SHORT PROBLEM: Set out every line of the material below as a numbered list, skipping any blank lines.

[Stored data entries]
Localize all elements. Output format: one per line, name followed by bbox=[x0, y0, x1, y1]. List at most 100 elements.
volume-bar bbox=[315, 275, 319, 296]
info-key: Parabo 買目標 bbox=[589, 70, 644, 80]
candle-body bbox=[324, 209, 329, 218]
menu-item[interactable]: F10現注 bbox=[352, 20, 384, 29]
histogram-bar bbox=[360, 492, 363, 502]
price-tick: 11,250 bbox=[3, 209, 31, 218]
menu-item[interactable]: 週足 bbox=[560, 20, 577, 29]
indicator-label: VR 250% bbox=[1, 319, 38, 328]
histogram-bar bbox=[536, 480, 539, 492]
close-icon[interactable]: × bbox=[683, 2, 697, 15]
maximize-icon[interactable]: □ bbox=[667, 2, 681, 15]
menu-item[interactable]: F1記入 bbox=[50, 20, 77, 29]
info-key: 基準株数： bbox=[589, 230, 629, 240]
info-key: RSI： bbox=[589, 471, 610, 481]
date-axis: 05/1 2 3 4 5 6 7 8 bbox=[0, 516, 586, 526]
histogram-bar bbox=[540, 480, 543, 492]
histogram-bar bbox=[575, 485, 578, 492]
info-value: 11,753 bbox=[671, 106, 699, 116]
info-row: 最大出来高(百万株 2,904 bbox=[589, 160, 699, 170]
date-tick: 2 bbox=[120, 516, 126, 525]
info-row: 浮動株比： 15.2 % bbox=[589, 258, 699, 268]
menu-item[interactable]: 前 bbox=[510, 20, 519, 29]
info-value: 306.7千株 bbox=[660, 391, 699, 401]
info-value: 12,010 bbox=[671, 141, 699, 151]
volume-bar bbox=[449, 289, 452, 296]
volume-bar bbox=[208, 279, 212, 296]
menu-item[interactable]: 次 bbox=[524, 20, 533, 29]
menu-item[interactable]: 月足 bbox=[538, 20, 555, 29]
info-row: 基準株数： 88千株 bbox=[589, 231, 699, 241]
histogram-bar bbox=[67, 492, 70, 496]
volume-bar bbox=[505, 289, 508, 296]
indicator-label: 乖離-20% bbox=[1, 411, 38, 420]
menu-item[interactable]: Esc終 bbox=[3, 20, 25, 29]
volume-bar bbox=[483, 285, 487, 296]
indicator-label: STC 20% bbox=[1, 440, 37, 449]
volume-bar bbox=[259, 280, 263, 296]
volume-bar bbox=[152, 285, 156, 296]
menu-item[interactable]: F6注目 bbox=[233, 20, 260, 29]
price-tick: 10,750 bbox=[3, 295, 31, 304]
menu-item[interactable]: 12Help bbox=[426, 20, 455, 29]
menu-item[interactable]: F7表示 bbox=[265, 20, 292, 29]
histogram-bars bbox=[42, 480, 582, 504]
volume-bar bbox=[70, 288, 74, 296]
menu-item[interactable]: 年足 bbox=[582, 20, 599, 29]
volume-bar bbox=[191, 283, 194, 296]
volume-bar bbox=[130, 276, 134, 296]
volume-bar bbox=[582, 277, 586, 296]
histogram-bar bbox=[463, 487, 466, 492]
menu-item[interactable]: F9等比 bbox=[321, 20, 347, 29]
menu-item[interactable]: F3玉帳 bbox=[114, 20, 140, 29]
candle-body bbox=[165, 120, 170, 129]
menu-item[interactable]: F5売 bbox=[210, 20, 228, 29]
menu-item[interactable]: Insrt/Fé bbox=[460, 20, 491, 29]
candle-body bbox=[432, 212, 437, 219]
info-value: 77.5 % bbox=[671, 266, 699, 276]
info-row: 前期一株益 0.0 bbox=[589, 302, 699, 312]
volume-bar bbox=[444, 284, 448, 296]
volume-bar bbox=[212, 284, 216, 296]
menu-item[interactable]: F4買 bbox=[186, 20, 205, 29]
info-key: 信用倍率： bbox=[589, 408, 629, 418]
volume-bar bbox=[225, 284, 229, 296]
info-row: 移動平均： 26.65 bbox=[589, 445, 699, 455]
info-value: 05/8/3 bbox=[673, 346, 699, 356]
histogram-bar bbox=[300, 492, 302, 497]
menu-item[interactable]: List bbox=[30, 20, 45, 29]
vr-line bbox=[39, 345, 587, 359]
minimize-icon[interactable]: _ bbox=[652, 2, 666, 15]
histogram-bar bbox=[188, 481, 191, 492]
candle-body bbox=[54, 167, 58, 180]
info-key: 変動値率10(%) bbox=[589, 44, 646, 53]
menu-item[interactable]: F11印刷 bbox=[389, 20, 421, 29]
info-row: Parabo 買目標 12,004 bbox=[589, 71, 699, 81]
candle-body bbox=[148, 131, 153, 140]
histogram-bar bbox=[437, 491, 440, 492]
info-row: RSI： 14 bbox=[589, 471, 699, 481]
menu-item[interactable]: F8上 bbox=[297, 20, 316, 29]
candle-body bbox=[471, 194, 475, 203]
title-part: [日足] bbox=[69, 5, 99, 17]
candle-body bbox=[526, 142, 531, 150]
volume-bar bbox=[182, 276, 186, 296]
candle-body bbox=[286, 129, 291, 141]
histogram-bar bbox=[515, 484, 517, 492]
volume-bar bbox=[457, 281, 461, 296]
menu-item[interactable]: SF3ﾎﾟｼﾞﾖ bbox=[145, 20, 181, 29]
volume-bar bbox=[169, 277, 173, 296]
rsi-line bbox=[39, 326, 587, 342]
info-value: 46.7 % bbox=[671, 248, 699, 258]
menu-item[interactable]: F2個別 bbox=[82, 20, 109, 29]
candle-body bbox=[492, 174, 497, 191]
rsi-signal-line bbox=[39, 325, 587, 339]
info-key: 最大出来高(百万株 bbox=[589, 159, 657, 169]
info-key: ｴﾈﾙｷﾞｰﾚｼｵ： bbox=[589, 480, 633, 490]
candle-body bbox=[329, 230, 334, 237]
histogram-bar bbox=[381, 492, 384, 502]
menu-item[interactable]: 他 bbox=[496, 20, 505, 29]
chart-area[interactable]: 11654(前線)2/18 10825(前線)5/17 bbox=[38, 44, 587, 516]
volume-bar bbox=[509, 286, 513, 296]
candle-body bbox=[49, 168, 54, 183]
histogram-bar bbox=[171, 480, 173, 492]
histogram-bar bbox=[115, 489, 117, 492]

ANSWER IN FULL:
1. Localize all elements. Output format: one per line, name followed by bbox=[x0, y0, x1, y1]. List at most 100 elements.
2. volume-bar bbox=[315, 275, 319, 296]
3. info-key: Parabo 買目標 bbox=[589, 70, 644, 80]
4. candle-body bbox=[324, 209, 329, 218]
5. menu-item[interactable]: F10現注 bbox=[352, 20, 384, 29]
6. histogram-bar bbox=[360, 492, 363, 502]
7. price-tick: 11,250 bbox=[3, 209, 31, 218]
8. menu-item[interactable]: 週足 bbox=[560, 20, 577, 29]
9. indicator-label: VR 250% bbox=[1, 319, 38, 328]
10. histogram-bar bbox=[536, 480, 539, 492]
11. close-icon[interactable]: × bbox=[683, 2, 697, 15]
12. maximize-icon[interactable]: □ bbox=[667, 2, 681, 15]
13. menu-item[interactable]: F1記入 bbox=[50, 20, 77, 29]
14. info-key: 基準株数： bbox=[589, 230, 629, 240]
15. info-key: RSI： bbox=[589, 471, 610, 481]
16. date-axis: 05/1 2 3 4 5 6 7 8 bbox=[0, 516, 586, 526]
17. histogram-bar bbox=[540, 480, 543, 492]
18. histogram-bar bbox=[575, 485, 578, 492]
19. info-value: 11,753 bbox=[671, 106, 699, 116]
20. info-row: 最大出来高(百万株 2,904 bbox=[589, 160, 699, 170]
21. date-tick: 2 bbox=[120, 516, 126, 525]
22. info-row: 浮動株比： 15.2 % bbox=[589, 258, 699, 268]
23. menu-item[interactable]: 前 bbox=[510, 20, 519, 29]
24. info-value: 306.7千株 bbox=[660, 391, 699, 401]
25. info-value: 12,010 bbox=[671, 141, 699, 151]
26. volume-bar bbox=[449, 289, 452, 296]
27. volume-bar bbox=[208, 279, 212, 296]
28. menu-item[interactable]: 次 bbox=[524, 20, 533, 29]
29. menu-item[interactable]: 月足 bbox=[538, 20, 555, 29]
30. info-row: 基準株数： 88千株 bbox=[589, 231, 699, 241]
31. histogram-bar bbox=[67, 492, 70, 496]
32. volume-bar bbox=[505, 289, 508, 296]
33. indicator-label: 乖離-20% bbox=[1, 411, 38, 420]
34. menu-item[interactable]: Esc終 bbox=[3, 20, 25, 29]
35. volume-bar bbox=[483, 285, 487, 296]
36. indicator-label: STC 20% bbox=[1, 440, 37, 449]
37. volume-bar bbox=[259, 280, 263, 296]
38. volume-bar bbox=[152, 285, 156, 296]
39. menu-item[interactable]: F6注目 bbox=[233, 20, 260, 29]
40. price-tick: 10,750 bbox=[3, 295, 31, 304]
41. menu-item[interactable]: 12Help bbox=[426, 20, 455, 29]
42. menu-item[interactable]: F7表示 bbox=[265, 20, 292, 29]
43. histogram-bars bbox=[42, 480, 582, 504]
44. volume-bar bbox=[70, 288, 74, 296]
45. menu-item[interactable]: 年足 bbox=[582, 20, 599, 29]
46. volume-bar bbox=[191, 283, 194, 296]
47. volume-bar bbox=[130, 276, 134, 296]
48. volume-bar bbox=[582, 277, 586, 296]
49. histogram-bar bbox=[463, 487, 466, 492]
50. menu-item[interactable]: F9等比 bbox=[321, 20, 347, 29]
51. menu-item[interactable]: F3玉帳 bbox=[114, 20, 140, 29]
52. candle-body bbox=[165, 120, 170, 129]
53. menu-item[interactable]: F5売 bbox=[210, 20, 228, 29]
54. menu-item[interactable]: Insrt/Fé bbox=[460, 20, 491, 29]
55. candle-body bbox=[432, 212, 437, 219]
56. info-value: 77.5 % bbox=[671, 266, 699, 276]
57. info-row: 前期一株益 0.0 bbox=[589, 302, 699, 312]
58. volume-bar bbox=[444, 284, 448, 296]
59. volume-bar bbox=[212, 284, 216, 296]
60. menu-item[interactable]: F4買 bbox=[186, 20, 205, 29]
61. info-key: 信用倍率： bbox=[589, 408, 629, 418]
62. volume-bar bbox=[225, 284, 229, 296]
63. info-row: 移動平均： 26.65 bbox=[589, 445, 699, 455]
64. info-value: 05/8/3 bbox=[673, 346, 699, 356]
65. histogram-bar bbox=[300, 492, 302, 497]
66. menu-item[interactable]: List bbox=[30, 20, 45, 29]
67. vr-line bbox=[39, 345, 587, 359]
68. minimize-icon[interactable]: _ bbox=[652, 2, 666, 15]
69. histogram-bar bbox=[188, 481, 191, 492]
70. candle-body bbox=[54, 167, 58, 180]
71. info-key: 変動値率10(%) bbox=[589, 44, 646, 53]
72. menu-item[interactable]: F11印刷 bbox=[389, 20, 421, 29]
73. info-row: Parabo 買目標 12,004 bbox=[589, 71, 699, 81]
74. candle-body bbox=[148, 131, 153, 140]
75. histogram-bar bbox=[437, 491, 440, 492]
76. info-row: RSI： 14 bbox=[589, 471, 699, 481]
77. menu-item[interactable]: F8上 bbox=[297, 20, 316, 29]
78. candle-body bbox=[471, 194, 475, 203]
79. title-part: [日足] bbox=[69, 5, 99, 17]
80. candle-body bbox=[526, 142, 531, 150]
81. volume-bar bbox=[182, 276, 186, 296]
82. candle-body bbox=[286, 129, 291, 141]
83. histogram-bar bbox=[515, 484, 517, 492]
84. volume-bar bbox=[457, 281, 461, 296]
85. menu-item[interactable]: SF3ﾎﾟｼﾞﾖ bbox=[145, 20, 181, 29]
86. volume-bar bbox=[169, 277, 173, 296]
87. rsi-line bbox=[39, 326, 587, 342]
88. info-value: 46.7 % bbox=[671, 248, 699, 258]
89. menu-item[interactable]: F2個別 bbox=[82, 20, 109, 29]
90. candle-body bbox=[492, 174, 497, 191]
91. rsi-signal-line bbox=[39, 325, 587, 339]
92. info-key: 最大出来高(百万株 bbox=[589, 159, 657, 169]
93. info-key: ｴﾈﾙｷﾞｰﾚｼｵ： bbox=[589, 480, 633, 490]
94. candle-body bbox=[329, 230, 334, 237]
95. histogram-bar bbox=[381, 492, 384, 502]
96. menu-item[interactable]: 他 bbox=[496, 20, 505, 29]
97. chart-area[interactable]: 11654(前線)2/18 10825(前線)5/17 bbox=[38, 44, 587, 516]
98. volume-bar bbox=[509, 286, 513, 296]
99. candle-body bbox=[49, 168, 54, 183]
100. histogram-bar bbox=[171, 480, 173, 492]
101. histogram-bar bbox=[115, 489, 117, 492]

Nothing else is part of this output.